COMPRUEBA TU COMPRENSIÓN ▸
1. Reescribe el pasaje del texto sobre la mirada violeta que va desde "Apenas era una" hasta "en la vida.", ambos incluidos, y cambia "gafas" por "lentes".
2. Escribe la continuación del texto sobre la mirada violeta a partir de su última oración.

TEXTO PROPORCIONADO ▸
-- -- --
Apenas era una niña de dos o tres años cuando mi madre me hizo mirar la vida a través de unas gafas color violeta. A través de estos cristales yo he ido mirando, analizando, criticando y construyendo el mundo y las relaciones entre las personas.
Estudié Formación del Profesorado _Magisterio- y aquello supuso un golpe de suerte, ejercer la labor docente es una profesión que me ha permitido enriquecerme extraordinariamente: la relación con tantas personas interesantes me ha aportado grandes satisfacciones en la vida.
Soy profesora de personas adultas y he trabajado en muchos campos: el folklore, las danzas, las enseñanzas iniciales, la literatura, los clubes de lectura…
Siempre he enfocado el trabajo y la vida desde la perspectiva violeta. Formé parte del Seminario de Mujer de la Federación de Universidades Populares. Soy Experta Universitaria en Malos Tratos y Violencia de Género y Agente de Igualdad para las mujeres-por titulación y vocación- Formo parte de la Comisión Transversal de Género del Ayuntamiento de Albacete y he llevado y llevo a cabo todos los programas relacionados con el género que organiza la U.P de mi ciudad.
-- -- --
LISTADO DE DATOS ▸
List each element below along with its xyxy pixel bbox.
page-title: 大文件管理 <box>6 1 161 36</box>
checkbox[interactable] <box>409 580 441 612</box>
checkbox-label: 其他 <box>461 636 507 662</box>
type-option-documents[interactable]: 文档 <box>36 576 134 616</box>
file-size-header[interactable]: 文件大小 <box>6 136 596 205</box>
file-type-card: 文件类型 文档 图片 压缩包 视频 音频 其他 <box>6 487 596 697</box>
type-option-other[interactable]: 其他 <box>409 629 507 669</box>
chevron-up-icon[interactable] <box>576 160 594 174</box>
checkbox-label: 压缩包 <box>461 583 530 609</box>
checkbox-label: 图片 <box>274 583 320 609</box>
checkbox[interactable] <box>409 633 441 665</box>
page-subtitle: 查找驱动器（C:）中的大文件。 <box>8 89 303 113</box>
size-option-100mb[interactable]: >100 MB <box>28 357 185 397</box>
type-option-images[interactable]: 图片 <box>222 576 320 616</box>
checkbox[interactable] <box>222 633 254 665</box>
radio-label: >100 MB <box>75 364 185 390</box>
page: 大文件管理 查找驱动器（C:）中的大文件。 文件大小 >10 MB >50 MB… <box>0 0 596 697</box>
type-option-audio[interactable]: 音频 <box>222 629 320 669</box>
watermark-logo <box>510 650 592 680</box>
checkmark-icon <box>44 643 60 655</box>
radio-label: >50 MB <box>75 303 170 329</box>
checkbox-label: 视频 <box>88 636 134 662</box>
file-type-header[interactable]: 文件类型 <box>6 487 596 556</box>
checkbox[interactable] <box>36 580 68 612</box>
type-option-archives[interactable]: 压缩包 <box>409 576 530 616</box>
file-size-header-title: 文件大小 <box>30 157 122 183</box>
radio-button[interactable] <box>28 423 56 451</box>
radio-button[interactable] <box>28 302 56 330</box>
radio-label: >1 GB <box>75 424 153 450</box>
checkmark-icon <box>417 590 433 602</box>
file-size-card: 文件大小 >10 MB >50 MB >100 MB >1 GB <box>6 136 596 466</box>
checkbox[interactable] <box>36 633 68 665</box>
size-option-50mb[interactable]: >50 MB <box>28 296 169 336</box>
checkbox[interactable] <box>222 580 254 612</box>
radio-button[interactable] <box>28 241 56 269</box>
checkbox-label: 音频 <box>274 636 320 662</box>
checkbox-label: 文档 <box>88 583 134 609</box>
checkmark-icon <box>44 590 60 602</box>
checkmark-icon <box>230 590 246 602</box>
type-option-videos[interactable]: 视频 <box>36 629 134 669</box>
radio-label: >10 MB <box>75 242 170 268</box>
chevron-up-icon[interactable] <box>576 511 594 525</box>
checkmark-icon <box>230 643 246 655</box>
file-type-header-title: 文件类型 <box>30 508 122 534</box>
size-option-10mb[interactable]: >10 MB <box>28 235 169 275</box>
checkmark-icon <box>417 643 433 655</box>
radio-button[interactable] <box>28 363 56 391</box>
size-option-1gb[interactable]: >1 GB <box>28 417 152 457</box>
-- -- --
PROBLEMAS RESUELTOS ▸
1.
Apenas era una niña de dos o tres años cuando mi madre me hizo mirar la vida a través de unas lentes color violeta. A través de estos cristales yo he ido mirando, analizando, criticando y construyendo el mundo y las relaciones entre las personas.
Estudié Formación del Profesorado _Magisterio- y aquello supuso un golpe de suerte, ejercer la labor docente es una profesión que me ha permitido enriquecerme extraordinariamente: la relación con tantas personas interesantes me ha aportado grandes satisfacciones en la vida.

2.
El Instituto de la Mujer de Castilla la Mancha me distinguió con un reconocimiento “8 de marzo” por mi compromiso en hacer realidad la igualdad de oportunidades entre mujeres y hombres, en el año 2007.
Mi labor es sencilla: apoyar a todas las mujeres del mundo. Estoy enredada en la red de sororidad, de la que habla Marcela Lagarde, desde que mi madre me puso las gafas color violeta: toda mi vida.